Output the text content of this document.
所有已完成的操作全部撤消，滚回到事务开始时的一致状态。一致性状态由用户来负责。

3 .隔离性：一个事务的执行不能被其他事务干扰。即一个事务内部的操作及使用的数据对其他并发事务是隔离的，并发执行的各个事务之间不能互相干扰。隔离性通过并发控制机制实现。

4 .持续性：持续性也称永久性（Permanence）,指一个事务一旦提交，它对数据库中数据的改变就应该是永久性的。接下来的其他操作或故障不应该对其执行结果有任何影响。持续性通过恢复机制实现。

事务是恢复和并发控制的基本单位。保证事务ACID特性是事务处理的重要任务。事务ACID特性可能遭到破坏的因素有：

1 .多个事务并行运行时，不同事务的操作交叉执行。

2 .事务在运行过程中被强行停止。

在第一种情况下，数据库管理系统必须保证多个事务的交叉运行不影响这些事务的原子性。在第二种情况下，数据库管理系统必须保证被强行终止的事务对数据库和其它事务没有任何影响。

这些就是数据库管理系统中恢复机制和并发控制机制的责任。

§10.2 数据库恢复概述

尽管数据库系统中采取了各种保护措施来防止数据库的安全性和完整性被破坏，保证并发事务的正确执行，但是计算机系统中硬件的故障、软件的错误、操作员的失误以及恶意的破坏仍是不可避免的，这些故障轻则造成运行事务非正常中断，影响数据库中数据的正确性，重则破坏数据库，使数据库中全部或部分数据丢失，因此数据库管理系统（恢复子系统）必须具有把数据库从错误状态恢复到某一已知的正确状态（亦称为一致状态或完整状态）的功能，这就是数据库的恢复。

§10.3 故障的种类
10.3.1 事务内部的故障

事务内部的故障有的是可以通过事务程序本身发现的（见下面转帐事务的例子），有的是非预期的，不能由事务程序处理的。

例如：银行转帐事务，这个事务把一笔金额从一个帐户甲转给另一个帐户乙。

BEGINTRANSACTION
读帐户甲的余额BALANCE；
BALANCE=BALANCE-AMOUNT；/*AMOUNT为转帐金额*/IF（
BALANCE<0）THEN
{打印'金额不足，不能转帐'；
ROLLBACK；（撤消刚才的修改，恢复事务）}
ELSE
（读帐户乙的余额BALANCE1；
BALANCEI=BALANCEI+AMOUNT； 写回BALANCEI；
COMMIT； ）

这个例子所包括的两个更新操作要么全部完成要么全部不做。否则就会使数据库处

> _To do_: From the records above, extract every line exactly as it stands.

> _Response below_:
Output the text content of this document.
所有已完成的操作全部撤消，滚回到事务开始时的一致状态。一致性状态由用户来负责。

3 .隔离性：一个事务的执行不能被其他事务干扰。即一个事务内部的操作及使用的数据对其他并发事务是隔离的，并发执行的各个事务之间不能互相干扰。隔离性通过并发控制机制实现。

4 .持续性：持续性也称永久性（Permanence）,指一个事务一旦提交，它对数据库中数据的改变就应该是永久性的。接下来的其他操作或故障不应该对其执行结果有任何影响。持续性通过恢复机制实现。

事务是恢复和并发控制的基本单位。保证事务ACID特性是事务处理的重要任务。事务ACID特性可能遭到破坏的因素有：

1 .多个事务并行运行时，不同事务的操作交叉执行。

2 .事务在运行过程中被强行停止。

在第一种情况下，数据库管理系统必须保证多个事务的交叉运行不影响这些事务的原子性。在第二种情况下，数据库管理系统必须保证被强行终止的事务对数据库和其它事务没有任何影响。

这些就是数据库管理系统中恢复机制和并发控制机制的责任。

§10.2 数据库恢复概述

尽管数据库系统中采取了各种保护措施来防止数据库的安全性和完整性被破坏，保证并发事务的正确执行，但是计算机系统中硬件的故障、软件的错误、操作员的失误以及恶意的破坏仍是不可避免的，这些故障轻则造成运行事务非正常中断，影响数据库中数据的正确性，重则破坏数据库，使数据库中全部或部分数据丢失，因此数据库管理系统（恢复子系统）必须具有把数据库从错误状态恢复到某一已知的正确状态（亦称为一致状态或完整状态）的功能，这就是数据库的恢复。

§10.3 故障的种类
10.3.1 事务内部的故障

事务内部的故障有的是可以通过事务程序本身发现的（见下面转帐事务的例子），有的是非预期的，不能由事务程序处理的。

例如：银行转帐事务，这个事务把一笔金额从一个帐户甲转给另一个帐户乙。

BEGINTRANSACTION
读帐户甲的余额BALANCE；
BALANCE=BALANCE-AMOUNT；/*AMOUNT为转帐金额*/IF（
BALANCE<0）THEN
{打印'金额不足，不能转帐'；
ROLLBACK；（撤消刚才的修改，恢复事务）}
ELSE
（读帐户乙的余额BALANCE1；
BALANCEI=BALANCEI+AMOUNT； 写回BALANCEI；
COMMIT； ）

这个例子所包括的两个更新操作要么全部完成要么全部不做。否则就会使数据库处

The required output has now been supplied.